WHAT IS NEEDED: In the records below, find the line with "Convert this document image to plain text." and repeat it and every line after it, exactly, without any pictures.

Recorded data
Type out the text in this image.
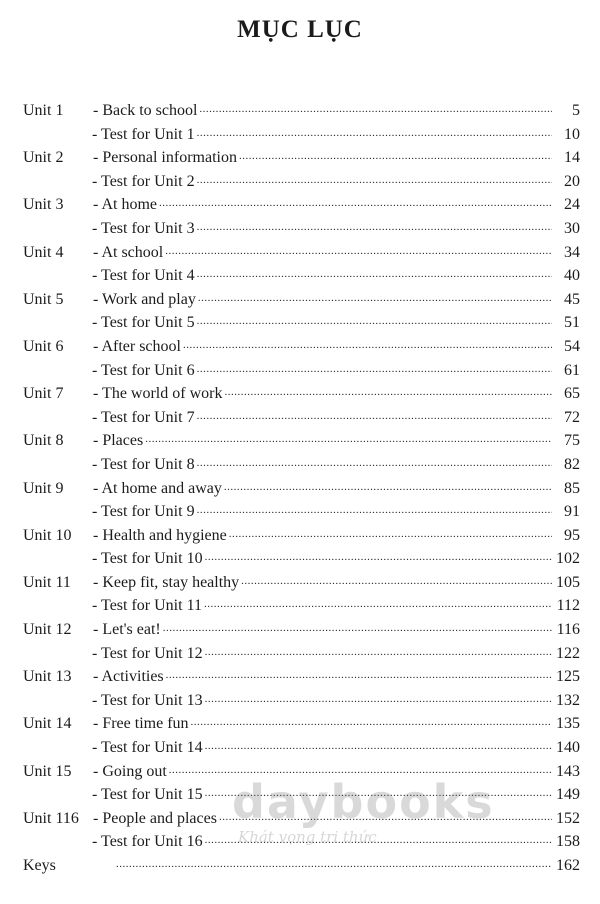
MỤC LỤC
Unit 1 - Back to school .....	5
- Test for Unit 1 .....	10
Unit 2 - Personal information .....	14
- Test for Unit 2 .....	20
Unit 3 - At home .....	24
- Test for Unit 3 .....	30
Unit 4 - At school .....	34
- Test for Unit 4 .....	40
Unit 5 - Work and play .....	45
- Test for Unit 5 .....	51
Unit 6 - After school .....	54
- Test for Unit 6 .....	61
Unit 7 - The world of work .....	65
- Test for Unit 7 .....	72
Unit 8 - Places .....	75
- Test for Unit 8 .....	82
Unit 9 - At home and away .....	85
- Test for Unit 9 .....	91
Unit 10 - Health and hygiene .....	95
- Test for Unit 10 .....	102
Unit 11 - Keep fit, stay healthy .....	105
- Test for Unit 11 .....	112
Unit 12 - Let's eat! .....	116
- Test for Unit 12 .....	122
Unit 13 - Activities .....	125
- Test for Unit 13 .....	132
Unit 14 - Free time fun .....	135
- Test for Unit 14 .....	140
Unit 15 - Going out .....	143
- Test for Unit 15 .....	149
Unit 116 - People and places .....	152
- Test for Unit 16 .....	158
Keys .....	162
daybooks
Khát vọng tri thức
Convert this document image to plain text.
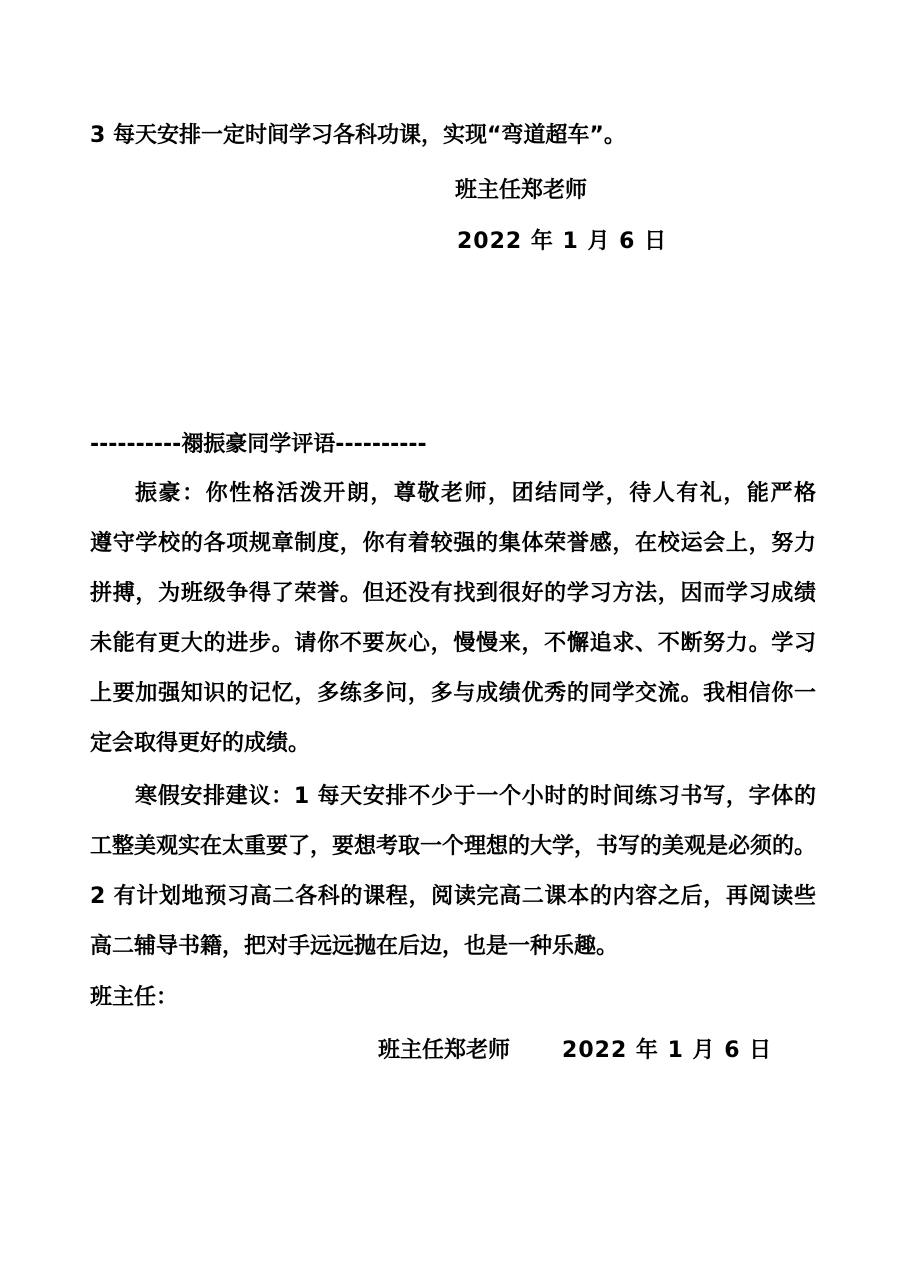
3 每天安排一定时间学习各科功课，实现“弯道超车”。
班主任郑老师
2022 年 1 月 6 日
----------禤振豪同学评语----------
振豪：你性格活泼开朗，尊敬老师，团结同学，待人有礼，能严格
遵守学校的各项规章制度，你有着较强的集体荣誉感，在校运会上，努力
拼搏，为班级争得了荣誉。但还没有找到很好的学习方法，因而学习成绩
未能有更大的进步。请你不要灰心，慢慢来，不懈追求、不断努力。学习
上要加强知识的记忆，多练多问，多与成绩优秀的同学交流。我相信你一
定会取得更好的成绩。
寒假安排建议：1 每天安排不少于一个小时的时间练习书写，字体的
工整美观实在太重要了，要想考取一个理想的大学，书写的美观是必须的。
2 有计划地预习高二各科的课程，阅读完高二课本的内容之后，再阅读些
高二辅导书籍，把对手远远抛在后边，也是一种乐趣。
班主任：
班主任郑老师 2022 年 1 月 6 日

WRITTEN SOLUTION:
Convert this document image to plain text.
3 每天安排一定时间学习各科功课，实现“弯道超车”。
班主任郑老师
2022 年 1 月 6 日
----------禤振豪同学评语----------
振豪：你性格活泼开朗，尊敬老师，团结同学，待人有礼，能严格
遵守学校的各项规章制度，你有着较强的集体荣誉感，在校运会上，努力
拼搏，为班级争得了荣誉。但还没有找到很好的学习方法，因而学习成绩
未能有更大的进步。请你不要灰心，慢慢来，不懈追求、不断努力。学习
上要加强知识的记忆，多练多问，多与成绩优秀的同学交流。我相信你一
定会取得更好的成绩。
寒假安排建议：1 每天安排不少于一个小时的时间练习书写，字体的
工整美观实在太重要了，要想考取一个理想的大学，书写的美观是必须的。
2 有计划地预习高二各科的课程，阅读完高二课本的内容之后，再阅读些
高二辅导书籍，把对手远远抛在后边，也是一种乐趣。
班主任：
班主任郑老师 2022 年 1 月 6 日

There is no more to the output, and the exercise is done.